— Stated exercise —
Each record below is to be reproduced without any change.

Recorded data
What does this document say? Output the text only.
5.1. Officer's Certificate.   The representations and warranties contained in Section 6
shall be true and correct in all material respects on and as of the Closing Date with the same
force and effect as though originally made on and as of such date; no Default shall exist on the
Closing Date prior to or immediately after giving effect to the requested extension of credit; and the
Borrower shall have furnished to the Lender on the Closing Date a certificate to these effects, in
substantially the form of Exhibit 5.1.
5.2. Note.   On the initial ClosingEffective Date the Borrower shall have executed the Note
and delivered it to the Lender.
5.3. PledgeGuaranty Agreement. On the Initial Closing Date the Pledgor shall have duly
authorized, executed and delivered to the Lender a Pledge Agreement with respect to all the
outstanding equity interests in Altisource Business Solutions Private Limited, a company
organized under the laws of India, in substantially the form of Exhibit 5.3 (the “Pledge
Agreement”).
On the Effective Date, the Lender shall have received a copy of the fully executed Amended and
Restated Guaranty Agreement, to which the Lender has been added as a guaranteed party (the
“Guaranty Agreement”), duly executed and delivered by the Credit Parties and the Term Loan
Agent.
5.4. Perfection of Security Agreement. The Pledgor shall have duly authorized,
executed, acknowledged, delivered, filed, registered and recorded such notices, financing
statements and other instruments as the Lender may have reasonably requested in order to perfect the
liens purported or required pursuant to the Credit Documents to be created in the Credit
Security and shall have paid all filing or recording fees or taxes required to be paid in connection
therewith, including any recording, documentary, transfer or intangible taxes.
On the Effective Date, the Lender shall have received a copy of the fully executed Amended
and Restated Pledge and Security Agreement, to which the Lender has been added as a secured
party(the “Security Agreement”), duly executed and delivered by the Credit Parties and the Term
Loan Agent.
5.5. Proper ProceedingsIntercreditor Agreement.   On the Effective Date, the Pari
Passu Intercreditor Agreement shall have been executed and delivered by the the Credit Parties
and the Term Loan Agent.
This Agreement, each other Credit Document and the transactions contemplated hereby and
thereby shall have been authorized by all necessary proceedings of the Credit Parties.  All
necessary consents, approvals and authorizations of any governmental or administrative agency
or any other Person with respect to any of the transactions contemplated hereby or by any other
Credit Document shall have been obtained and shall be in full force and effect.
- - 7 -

— Response below —
What does this document say? Output the text only.
5.1. Officer's Certificate.   The representations and warranties contained in Section 6
shall be true and correct in all material respects on and as of the Closing Date with the same
force and effect as though originally made on and as of such date; no Default shall exist on the
Closing Date prior to or immediately after giving effect to the requested extension of credit; and the
Borrower shall have furnished to the Lender on the Closing Date a certificate to these effects, in
substantially the form of Exhibit 5.1.
5.2. Note.   On the initial ClosingEffective Date the Borrower shall have executed the Note
and delivered it to the Lender.
5.3. PledgeGuaranty Agreement. On the Initial Closing Date the Pledgor shall have duly
authorized, executed and delivered to the Lender a Pledge Agreement with respect to all the
outstanding equity interests in Altisource Business Solutions Private Limited, a company
organized under the laws of India, in substantially the form of Exhibit 5.3 (the “Pledge
Agreement”).
On the Effective Date, the Lender shall have received a copy of the fully executed Amended and
Restated Guaranty Agreement, to which the Lender has been added as a guaranteed party (the
“Guaranty Agreement”), duly executed and delivered by the Credit Parties and the Term Loan
Agent.
5.4. Perfection of Security Agreement. The Pledgor shall have duly authorized,
executed, acknowledged, delivered, filed, registered and recorded such notices, financing
statements and other instruments as the Lender may have reasonably requested in order to perfect the
liens purported or required pursuant to the Credit Documents to be created in the Credit
Security and shall have paid all filing or recording fees or taxes required to be paid in connection
therewith, including any recording, documentary, transfer or intangible taxes.
On the Effective Date, the Lender shall have received a copy of the fully executed Amended
and Restated Pledge and Security Agreement, to which the Lender has been added as a secured
party(the “Security Agreement”), duly executed and delivered by the Credit Parties and the Term
Loan Agent.
5.5. Proper ProceedingsIntercreditor Agreement.   On the Effective Date, the Pari
Passu Intercreditor Agreement shall have been executed and delivered by the the Credit Parties
and the Term Loan Agent.
This Agreement, each other Credit Document and the transactions contemplated hereby and
thereby shall have been authorized by all necessary proceedings of the Credit Parties.  All
necessary consents, approvals and authorizations of any governmental or administrative agency
or any other Person with respect to any of the transactions contemplated hereby or by any other
Credit Document shall have been obtained and shall be in full force and effect.
- - 7 -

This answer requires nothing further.